● SHORT TASK:
Copy every line of the data in which the word "nINT" occurs.

● ENTRIES SHOWN:
____

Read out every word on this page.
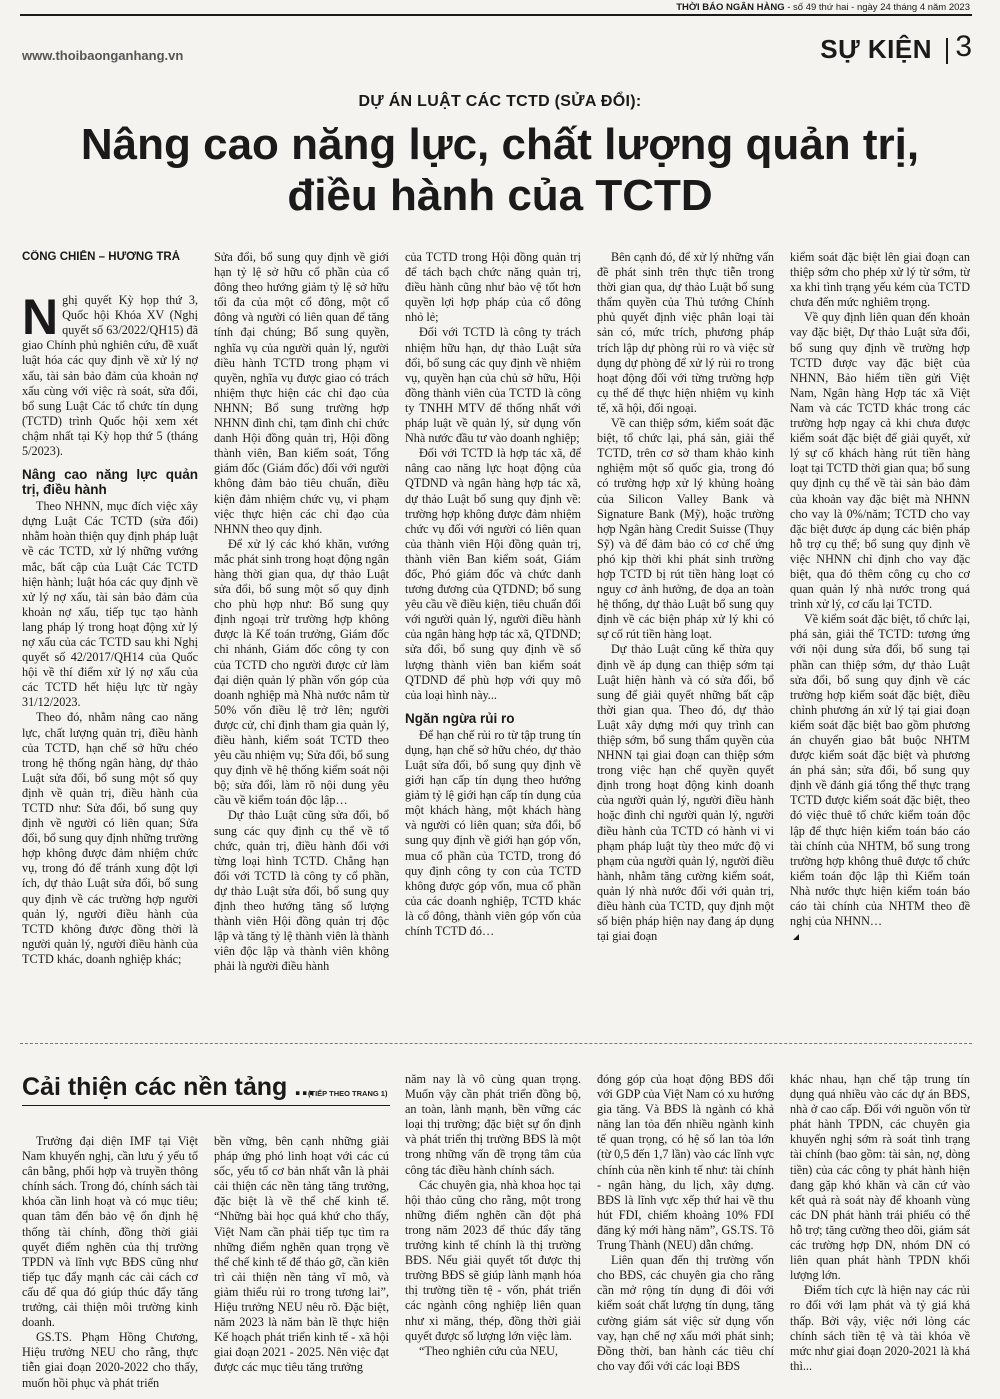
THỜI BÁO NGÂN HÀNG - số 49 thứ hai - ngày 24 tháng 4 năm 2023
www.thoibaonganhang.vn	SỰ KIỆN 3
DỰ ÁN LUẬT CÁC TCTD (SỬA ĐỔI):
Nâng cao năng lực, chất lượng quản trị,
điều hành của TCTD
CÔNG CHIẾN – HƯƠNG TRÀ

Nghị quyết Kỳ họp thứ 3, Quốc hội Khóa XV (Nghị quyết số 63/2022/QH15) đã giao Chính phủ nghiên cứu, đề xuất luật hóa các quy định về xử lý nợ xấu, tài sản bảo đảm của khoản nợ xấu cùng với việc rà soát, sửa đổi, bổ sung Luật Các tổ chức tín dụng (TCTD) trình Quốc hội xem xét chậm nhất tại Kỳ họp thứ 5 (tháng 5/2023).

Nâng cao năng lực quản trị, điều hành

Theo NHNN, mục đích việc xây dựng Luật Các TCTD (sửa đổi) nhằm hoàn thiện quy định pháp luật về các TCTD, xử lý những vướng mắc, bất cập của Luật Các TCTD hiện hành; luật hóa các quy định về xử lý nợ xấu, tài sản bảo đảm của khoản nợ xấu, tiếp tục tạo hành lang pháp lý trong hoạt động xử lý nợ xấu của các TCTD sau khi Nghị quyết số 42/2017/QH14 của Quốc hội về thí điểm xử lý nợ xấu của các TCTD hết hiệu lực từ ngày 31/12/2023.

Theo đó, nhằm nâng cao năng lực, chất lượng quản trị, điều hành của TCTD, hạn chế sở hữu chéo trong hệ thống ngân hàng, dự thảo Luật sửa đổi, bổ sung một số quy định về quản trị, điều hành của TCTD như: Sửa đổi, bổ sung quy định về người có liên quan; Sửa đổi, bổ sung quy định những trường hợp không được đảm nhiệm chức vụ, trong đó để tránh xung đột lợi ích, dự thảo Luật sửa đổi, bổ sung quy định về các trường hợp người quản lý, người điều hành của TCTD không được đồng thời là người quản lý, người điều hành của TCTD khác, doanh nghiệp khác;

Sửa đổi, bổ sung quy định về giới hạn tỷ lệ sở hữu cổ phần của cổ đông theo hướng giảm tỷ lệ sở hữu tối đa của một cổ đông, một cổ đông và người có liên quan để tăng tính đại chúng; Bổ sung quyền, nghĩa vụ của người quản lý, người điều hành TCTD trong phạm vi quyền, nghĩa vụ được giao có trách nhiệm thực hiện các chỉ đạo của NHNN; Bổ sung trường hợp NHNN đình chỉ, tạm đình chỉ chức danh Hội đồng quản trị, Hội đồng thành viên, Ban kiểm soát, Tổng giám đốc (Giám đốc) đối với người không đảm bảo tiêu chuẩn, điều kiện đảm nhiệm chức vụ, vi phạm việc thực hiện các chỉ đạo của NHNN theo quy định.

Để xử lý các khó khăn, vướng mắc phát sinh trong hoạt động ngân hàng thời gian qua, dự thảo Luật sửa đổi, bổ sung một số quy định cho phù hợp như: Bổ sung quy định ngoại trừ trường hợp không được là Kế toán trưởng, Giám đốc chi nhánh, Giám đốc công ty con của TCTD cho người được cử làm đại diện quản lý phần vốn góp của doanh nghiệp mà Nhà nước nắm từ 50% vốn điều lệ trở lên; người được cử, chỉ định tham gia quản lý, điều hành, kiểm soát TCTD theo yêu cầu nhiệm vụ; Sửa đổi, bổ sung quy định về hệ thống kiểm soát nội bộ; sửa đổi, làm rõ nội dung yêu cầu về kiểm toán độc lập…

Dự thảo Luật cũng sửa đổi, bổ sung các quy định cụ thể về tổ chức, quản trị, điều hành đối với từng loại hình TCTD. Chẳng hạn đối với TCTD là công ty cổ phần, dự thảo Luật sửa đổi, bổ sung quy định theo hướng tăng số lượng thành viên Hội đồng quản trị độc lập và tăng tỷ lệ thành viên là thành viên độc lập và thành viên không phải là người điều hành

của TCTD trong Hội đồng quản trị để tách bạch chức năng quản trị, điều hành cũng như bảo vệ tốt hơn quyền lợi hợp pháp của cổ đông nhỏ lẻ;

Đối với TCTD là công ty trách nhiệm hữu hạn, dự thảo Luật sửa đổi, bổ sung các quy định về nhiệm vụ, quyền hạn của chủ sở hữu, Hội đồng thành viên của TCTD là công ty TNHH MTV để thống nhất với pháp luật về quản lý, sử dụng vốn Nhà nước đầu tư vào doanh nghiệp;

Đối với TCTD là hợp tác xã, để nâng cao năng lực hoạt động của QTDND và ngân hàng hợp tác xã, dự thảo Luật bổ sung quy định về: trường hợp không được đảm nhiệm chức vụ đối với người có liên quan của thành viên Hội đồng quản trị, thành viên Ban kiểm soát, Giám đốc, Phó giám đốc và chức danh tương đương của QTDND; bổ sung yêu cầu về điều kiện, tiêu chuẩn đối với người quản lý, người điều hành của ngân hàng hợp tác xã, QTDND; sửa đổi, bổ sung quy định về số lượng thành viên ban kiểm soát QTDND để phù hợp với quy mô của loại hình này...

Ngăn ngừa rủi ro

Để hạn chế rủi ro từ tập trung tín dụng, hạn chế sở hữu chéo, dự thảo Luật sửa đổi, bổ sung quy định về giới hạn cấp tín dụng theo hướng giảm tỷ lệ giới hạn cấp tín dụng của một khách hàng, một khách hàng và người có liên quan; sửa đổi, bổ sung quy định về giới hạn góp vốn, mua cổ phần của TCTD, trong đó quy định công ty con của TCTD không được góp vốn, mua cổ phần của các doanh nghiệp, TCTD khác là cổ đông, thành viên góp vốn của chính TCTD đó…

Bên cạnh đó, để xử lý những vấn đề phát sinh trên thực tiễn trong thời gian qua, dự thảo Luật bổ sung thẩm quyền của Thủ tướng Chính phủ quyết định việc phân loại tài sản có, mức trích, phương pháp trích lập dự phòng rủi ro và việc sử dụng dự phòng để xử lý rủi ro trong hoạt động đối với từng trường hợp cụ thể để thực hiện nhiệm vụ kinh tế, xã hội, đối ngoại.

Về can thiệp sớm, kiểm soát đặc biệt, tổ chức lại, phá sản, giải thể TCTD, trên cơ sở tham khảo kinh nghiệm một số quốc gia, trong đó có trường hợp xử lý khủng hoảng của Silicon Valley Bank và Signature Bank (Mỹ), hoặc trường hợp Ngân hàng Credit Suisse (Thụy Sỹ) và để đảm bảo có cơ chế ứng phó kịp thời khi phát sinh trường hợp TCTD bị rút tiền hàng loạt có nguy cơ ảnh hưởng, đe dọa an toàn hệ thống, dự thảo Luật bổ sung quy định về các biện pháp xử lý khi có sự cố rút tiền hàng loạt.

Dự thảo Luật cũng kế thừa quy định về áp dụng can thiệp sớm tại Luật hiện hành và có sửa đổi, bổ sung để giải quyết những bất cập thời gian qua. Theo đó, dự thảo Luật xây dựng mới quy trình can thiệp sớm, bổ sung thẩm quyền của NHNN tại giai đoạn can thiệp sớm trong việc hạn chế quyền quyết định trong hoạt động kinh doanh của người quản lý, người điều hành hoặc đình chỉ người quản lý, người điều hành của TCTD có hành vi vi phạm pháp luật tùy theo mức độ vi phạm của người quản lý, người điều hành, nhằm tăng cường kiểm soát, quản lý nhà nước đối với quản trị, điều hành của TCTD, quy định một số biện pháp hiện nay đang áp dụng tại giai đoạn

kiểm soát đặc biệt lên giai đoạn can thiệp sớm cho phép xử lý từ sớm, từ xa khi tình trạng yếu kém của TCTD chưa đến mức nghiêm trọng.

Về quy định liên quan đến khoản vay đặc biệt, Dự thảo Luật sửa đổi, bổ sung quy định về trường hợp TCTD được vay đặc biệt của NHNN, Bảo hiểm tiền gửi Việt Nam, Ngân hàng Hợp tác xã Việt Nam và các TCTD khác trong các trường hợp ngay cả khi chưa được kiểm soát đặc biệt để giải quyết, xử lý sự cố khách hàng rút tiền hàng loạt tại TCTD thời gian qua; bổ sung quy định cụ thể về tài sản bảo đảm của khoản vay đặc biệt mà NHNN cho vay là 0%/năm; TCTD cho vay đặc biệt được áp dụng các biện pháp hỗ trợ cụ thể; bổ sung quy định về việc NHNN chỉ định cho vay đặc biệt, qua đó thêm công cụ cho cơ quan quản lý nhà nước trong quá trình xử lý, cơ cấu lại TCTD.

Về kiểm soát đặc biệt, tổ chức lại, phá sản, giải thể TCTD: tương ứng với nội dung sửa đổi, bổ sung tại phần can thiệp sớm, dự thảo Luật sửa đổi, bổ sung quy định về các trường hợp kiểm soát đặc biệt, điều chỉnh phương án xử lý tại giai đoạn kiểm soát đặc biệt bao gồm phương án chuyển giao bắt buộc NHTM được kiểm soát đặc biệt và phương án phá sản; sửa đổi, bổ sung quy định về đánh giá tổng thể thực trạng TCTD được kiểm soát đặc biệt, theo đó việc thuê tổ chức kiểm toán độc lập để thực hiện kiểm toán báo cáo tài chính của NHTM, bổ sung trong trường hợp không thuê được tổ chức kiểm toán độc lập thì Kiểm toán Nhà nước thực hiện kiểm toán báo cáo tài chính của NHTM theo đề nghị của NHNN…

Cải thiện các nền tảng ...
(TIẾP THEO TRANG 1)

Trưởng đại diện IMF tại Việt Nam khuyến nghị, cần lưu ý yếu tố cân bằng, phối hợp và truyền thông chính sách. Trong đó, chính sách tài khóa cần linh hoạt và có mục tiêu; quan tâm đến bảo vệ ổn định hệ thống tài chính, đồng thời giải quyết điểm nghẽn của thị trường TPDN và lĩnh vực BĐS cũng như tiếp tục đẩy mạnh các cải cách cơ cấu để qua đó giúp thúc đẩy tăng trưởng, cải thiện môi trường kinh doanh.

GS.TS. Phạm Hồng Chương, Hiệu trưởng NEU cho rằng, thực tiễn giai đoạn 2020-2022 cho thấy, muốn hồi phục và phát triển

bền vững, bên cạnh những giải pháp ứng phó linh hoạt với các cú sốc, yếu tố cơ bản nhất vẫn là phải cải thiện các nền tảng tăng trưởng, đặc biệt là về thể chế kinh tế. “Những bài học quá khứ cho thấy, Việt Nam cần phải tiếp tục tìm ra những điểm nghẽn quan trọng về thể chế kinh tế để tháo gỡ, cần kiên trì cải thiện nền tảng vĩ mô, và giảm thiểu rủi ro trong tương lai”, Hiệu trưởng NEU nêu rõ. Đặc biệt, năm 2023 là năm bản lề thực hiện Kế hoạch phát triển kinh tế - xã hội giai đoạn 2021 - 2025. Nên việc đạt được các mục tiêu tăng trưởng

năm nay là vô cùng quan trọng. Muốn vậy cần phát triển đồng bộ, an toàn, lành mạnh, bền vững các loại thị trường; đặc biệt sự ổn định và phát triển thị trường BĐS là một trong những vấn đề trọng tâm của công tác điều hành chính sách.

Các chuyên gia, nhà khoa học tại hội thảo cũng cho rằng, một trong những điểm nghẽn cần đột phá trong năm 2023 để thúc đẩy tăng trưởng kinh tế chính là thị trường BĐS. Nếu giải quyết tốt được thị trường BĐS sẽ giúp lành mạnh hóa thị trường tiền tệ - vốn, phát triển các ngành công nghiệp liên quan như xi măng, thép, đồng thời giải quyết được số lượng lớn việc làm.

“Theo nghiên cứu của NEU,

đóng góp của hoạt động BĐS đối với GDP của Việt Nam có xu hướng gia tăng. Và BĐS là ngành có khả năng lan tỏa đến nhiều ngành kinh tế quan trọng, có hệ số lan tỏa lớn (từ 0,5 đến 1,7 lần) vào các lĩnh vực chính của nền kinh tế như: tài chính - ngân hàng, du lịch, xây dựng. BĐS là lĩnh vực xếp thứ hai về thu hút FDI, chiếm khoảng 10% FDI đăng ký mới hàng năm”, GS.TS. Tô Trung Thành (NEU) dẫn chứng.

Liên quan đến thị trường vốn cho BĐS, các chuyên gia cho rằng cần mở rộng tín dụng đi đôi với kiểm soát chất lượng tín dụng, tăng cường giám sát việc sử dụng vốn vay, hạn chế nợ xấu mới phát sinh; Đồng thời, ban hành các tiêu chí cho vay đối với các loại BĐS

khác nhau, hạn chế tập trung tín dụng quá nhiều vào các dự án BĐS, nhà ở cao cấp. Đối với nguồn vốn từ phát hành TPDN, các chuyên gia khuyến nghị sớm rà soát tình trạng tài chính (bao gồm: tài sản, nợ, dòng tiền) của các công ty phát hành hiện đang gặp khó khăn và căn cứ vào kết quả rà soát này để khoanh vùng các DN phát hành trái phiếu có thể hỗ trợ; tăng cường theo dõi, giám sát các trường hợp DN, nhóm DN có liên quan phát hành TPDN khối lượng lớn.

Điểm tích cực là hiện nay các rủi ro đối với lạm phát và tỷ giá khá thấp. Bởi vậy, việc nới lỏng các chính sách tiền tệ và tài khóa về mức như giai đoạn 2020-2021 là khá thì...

____

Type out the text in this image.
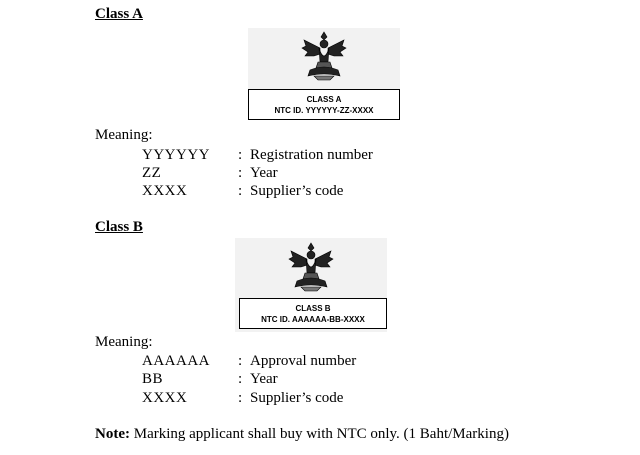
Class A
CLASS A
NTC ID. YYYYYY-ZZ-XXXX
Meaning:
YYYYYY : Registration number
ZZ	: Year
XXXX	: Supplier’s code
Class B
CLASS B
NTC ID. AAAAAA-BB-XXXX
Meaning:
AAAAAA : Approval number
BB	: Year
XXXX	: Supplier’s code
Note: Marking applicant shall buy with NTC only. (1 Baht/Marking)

____

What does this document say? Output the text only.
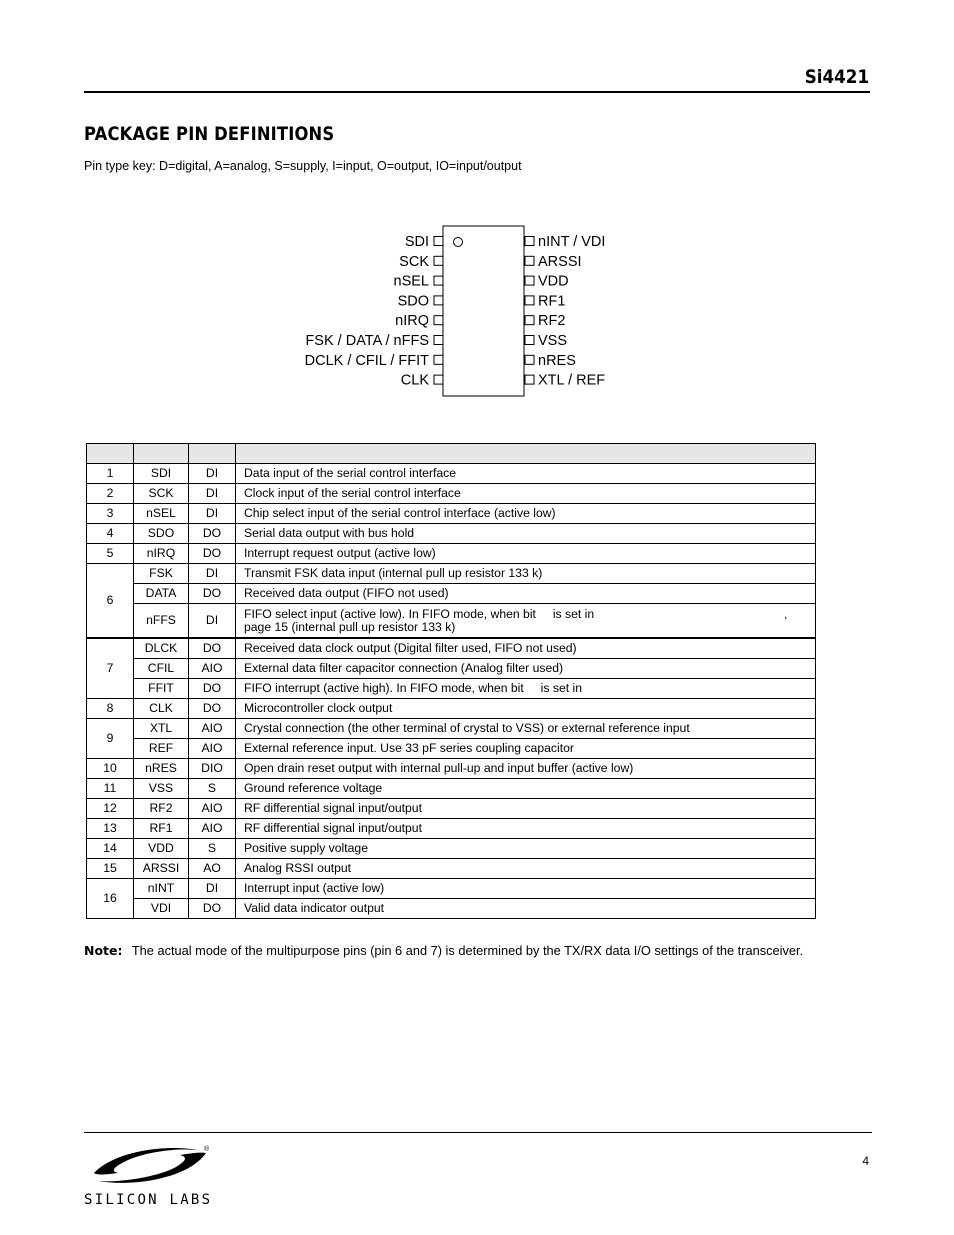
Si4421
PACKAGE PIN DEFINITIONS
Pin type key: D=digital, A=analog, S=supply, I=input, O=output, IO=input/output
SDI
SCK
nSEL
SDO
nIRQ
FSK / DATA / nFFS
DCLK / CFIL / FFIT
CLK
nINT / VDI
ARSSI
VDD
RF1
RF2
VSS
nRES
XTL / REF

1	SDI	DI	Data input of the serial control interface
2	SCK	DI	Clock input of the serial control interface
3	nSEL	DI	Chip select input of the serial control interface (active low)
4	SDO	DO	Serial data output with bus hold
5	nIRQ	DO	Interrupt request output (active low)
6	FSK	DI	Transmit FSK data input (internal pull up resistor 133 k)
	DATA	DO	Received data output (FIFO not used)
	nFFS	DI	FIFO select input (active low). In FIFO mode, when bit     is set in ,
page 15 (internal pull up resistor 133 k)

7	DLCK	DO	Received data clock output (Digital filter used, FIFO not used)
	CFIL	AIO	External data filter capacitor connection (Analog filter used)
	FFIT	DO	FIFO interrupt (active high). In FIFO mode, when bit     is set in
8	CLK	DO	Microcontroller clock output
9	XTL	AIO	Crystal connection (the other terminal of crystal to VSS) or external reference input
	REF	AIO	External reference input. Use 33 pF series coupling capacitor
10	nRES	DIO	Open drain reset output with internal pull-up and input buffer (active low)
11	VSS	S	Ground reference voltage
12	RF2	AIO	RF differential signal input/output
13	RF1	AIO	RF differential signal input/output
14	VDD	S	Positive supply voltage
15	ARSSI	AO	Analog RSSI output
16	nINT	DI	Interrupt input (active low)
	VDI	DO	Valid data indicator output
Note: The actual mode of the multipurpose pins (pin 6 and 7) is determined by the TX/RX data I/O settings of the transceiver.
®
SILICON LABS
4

____

● EXERCISE OUTPUT:
nINT / VDI
16	nINT	DI	Interrupt input (active low)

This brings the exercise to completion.